-- TASK INPUTS start --
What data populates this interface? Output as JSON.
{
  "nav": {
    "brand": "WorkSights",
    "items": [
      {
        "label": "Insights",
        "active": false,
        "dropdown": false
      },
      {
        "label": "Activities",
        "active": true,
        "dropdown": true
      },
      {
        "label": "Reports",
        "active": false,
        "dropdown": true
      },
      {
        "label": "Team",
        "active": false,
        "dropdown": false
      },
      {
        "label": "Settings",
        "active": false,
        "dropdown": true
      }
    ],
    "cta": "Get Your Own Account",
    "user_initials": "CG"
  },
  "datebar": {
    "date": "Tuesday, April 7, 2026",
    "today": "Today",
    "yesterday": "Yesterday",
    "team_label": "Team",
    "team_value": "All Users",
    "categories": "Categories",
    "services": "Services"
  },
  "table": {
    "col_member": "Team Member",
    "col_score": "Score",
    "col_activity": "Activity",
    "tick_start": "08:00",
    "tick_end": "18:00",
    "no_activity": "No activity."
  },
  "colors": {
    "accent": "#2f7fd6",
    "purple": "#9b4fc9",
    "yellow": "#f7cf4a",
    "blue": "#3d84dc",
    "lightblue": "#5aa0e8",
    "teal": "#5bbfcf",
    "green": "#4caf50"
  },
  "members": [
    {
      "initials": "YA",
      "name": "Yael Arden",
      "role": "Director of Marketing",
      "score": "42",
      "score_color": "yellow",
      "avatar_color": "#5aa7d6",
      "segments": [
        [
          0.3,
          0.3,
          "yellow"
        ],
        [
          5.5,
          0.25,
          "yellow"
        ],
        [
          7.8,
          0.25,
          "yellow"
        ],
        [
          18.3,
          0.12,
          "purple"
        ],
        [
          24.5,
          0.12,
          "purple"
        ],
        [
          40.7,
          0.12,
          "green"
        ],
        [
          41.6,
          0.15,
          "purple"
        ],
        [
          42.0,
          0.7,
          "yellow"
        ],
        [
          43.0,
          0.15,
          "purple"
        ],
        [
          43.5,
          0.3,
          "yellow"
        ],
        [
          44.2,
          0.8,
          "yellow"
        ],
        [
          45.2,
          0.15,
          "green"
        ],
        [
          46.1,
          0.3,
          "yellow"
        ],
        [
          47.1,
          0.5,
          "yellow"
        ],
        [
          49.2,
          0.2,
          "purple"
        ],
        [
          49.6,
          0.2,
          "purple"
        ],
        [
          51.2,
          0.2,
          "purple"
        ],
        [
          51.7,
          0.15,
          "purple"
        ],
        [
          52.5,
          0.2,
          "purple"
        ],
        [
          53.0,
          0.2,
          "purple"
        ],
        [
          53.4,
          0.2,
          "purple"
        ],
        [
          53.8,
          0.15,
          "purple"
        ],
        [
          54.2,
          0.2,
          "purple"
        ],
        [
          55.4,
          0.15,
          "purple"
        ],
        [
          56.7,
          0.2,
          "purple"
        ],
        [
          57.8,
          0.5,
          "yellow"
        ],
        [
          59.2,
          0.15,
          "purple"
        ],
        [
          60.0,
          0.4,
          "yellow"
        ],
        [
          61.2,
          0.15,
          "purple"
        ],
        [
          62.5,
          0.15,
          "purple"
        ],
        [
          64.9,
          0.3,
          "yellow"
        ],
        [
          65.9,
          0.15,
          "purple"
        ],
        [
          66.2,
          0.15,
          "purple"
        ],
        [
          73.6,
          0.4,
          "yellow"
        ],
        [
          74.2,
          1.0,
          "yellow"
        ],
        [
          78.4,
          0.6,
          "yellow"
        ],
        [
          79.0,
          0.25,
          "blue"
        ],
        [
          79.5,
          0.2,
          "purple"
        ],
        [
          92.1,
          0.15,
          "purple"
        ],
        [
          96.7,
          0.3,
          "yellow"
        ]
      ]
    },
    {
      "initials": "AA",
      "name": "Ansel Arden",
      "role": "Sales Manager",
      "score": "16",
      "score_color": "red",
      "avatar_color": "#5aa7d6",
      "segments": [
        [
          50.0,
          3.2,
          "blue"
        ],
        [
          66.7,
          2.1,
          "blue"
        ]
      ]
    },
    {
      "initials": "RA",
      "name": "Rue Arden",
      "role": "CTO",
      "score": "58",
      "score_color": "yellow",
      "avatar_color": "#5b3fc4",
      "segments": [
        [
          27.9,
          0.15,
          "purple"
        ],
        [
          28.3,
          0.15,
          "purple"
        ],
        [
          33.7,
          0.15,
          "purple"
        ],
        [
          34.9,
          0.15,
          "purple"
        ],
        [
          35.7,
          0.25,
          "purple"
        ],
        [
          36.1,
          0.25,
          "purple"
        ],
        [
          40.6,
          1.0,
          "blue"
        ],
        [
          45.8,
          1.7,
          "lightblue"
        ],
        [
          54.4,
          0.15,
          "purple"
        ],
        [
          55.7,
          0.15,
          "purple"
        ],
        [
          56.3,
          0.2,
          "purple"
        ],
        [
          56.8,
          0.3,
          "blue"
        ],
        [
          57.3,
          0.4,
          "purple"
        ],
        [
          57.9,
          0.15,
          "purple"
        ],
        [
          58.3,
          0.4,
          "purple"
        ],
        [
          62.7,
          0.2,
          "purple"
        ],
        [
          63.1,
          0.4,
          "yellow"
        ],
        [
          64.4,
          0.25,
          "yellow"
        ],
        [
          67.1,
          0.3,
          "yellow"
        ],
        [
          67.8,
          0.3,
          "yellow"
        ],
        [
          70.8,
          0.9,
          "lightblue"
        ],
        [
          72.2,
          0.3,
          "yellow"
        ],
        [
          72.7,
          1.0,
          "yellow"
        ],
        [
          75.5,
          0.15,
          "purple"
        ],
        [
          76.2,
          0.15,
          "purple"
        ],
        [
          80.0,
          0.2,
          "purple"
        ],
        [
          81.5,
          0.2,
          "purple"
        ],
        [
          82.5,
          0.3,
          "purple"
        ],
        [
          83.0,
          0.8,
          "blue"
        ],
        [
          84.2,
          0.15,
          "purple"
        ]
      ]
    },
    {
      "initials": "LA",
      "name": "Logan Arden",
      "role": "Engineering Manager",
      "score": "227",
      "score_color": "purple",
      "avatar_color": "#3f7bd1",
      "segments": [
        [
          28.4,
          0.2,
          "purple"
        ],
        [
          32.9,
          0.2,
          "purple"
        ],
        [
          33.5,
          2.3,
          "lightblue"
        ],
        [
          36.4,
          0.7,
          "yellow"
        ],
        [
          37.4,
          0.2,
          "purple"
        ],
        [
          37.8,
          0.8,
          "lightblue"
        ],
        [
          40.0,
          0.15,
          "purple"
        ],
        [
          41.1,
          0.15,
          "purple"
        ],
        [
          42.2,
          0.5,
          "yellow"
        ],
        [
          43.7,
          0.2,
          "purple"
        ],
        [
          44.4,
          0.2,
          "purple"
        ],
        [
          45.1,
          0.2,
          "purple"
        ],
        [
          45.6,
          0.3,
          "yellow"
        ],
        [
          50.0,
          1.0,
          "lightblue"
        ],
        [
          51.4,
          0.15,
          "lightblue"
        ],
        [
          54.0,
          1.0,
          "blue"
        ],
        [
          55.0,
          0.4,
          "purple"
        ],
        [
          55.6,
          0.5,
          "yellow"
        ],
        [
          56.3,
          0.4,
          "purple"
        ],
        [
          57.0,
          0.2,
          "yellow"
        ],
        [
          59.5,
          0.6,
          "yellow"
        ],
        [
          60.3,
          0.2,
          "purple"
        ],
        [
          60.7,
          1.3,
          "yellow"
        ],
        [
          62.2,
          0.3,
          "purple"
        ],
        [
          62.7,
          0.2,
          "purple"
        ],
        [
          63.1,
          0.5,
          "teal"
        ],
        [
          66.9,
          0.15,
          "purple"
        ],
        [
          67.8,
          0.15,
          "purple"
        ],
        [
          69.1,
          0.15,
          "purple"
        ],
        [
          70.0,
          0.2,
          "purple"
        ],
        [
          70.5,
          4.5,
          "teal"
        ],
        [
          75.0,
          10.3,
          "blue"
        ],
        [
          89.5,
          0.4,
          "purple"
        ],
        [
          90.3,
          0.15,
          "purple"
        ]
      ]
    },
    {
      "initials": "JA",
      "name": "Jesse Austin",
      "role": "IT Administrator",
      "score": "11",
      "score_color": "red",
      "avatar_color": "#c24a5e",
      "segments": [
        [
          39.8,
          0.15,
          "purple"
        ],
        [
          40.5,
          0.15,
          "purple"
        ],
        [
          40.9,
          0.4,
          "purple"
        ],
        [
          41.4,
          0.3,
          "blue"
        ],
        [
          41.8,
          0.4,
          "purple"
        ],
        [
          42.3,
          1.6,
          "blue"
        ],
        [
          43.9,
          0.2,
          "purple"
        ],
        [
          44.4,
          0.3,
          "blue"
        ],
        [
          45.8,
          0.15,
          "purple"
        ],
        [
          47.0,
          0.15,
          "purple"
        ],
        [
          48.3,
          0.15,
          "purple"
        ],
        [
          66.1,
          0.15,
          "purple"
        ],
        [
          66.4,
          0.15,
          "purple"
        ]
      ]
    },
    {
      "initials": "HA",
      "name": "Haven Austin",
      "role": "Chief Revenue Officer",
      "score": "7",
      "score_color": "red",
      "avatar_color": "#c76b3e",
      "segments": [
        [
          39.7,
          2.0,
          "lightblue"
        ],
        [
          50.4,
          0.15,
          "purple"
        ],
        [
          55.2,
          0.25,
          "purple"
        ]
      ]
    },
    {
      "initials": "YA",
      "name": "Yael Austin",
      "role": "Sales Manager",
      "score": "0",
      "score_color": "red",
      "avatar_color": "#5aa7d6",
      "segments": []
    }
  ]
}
-- TASK INPUTS end --
**WHAT YOU WILL DO:** Lines that hold the word "name" are the ones to return, every one of them.

**FINISHED EXERCISE:**
      "name": "Yael Arden",
      "name": "Ansel Arden",
      "name": "Rue Arden",
      "name": "Logan Arden",
      "name": "Jesse Austin",
      "name": "Haven Austin",
      "name": "Yael Austin",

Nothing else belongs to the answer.